◆ **Required work**
[a] Answer each question from the Somaliland article:
(i) What Somali spelling of Bisharo Wa´di Shaqlane's name does it give?
(ii) What did she call for?
(iii) To where was she reported as extradited?
[b] Proceed with the Somaliland article, writing on from its last sentence.

◆ **Document passage**
Refoulement Practices by Hargeisa´s Tyrants Make it Sure that Somaliland Will Never Be Recognized

Bisharo Wa´di Shaqlane (in Somali: Bishaaro Wacdi Shaqlane) is a well known female Ogadeni Somali political activist whose political significance grew over the years as she successfully engaged in a sociopolitical struggle to prevent the radicalization of the long tyrannized Ogadeni society. Calling for Ogaden´s National Independence and Human Dignity, she firmly closed Ogaden´s door to the Shabaab of South Somalia.

As the Somali – Abyssinian borderline is porous and many Ogadenis cross onto parts of Somalia either in the South or in the area of the illegal pseudo-states Puntland and Somalialnd, the alliance between Somaliland´s ruling Mafia and the Tigray / Amhara – led tyranny of Abyssinia further worsens the troubles of the oppressed nations of the region who happen to live in deplorable conditions of Human Rights´ violations.  If we take into consideration Somaliland´s ruling Mafia´s practices, it is not odd that Ms. Bisharo Wa´di Shaqlane was reported as extradited to Abyssinia a few days ago. However, if we take into account Somaliland´s ruling Mafia´s efforts to achieve international recognition, even by just few marginal states, we can safely claim that Hargeisa´s gangsters either act irrationally against their own interests or are already absolutely sure that they will never be recognized even by one pariah state.

◆ **Given information**

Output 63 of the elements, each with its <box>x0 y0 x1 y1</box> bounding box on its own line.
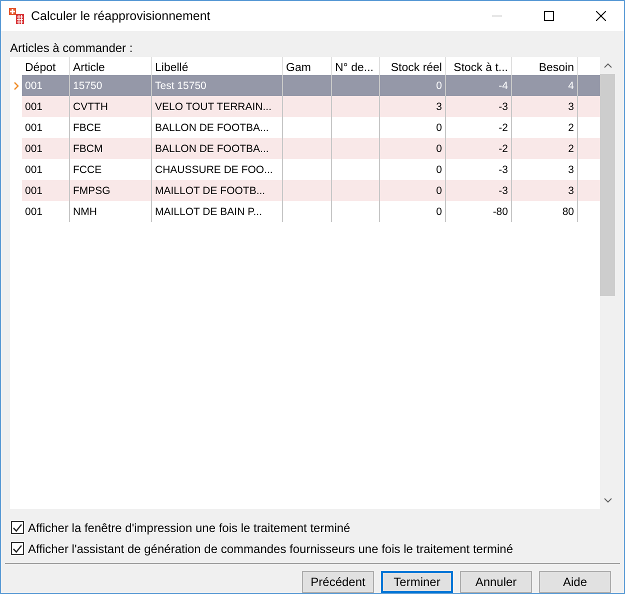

◆ **Expected responses**
[a]
(i) Bishaaro Wacdi Shaqlane
(ii) Ogaden´s National Independence and Human Dignity
(iii) Abyssinia

[b]
The repeated practice of refoulement by the illegitimate authorities of the illegal state Somaliland only adds perjury to treason. Acting like this, the Anti-Somali authorities of Hargeisa make it sure that they will never be recognized by any state in the world, either peace prevails in Somalia or not.
Infamous and idiotic puppets of the Amhara – Tigray racist regime of Abyssinia, the gangsters of Hargeisa act straightforwardly against their own interests in order to serve the enemies of the Somali Nation; and in the process, they violate some of the cornerstones of the International Law, i.e. the principle of non-refoulement.
The African Commission on Human and Peoples´ Rights states the following about the obligation of every lawful adminsitration to implement the principle of non refoulement:
"The principle of non-refoulement is well established in customary international law, prohibiting states from expelling, deporting or extraditing persons to countries where they face torture or ill-treatment. Non-refoulement is a fundamental rule of refugee law and several human rights instruments forbid the return of a person who has reason to fear for his/her life or physical integrity in his/her country of origin".
(Communication No. 97/93 / Tenth Annual Activity Report 1996-1997, Annex X)
http://www.humanrights.is/the-human-rights-rpoject/humanrightscasesandmaterials/comparativeanalysis/tortureorcrual/deportation/
I herewith republish a press release issued earlier today by the Ogaden Human Rights Committee that sheds light on the appalling practices of the terrorist state Somaliland.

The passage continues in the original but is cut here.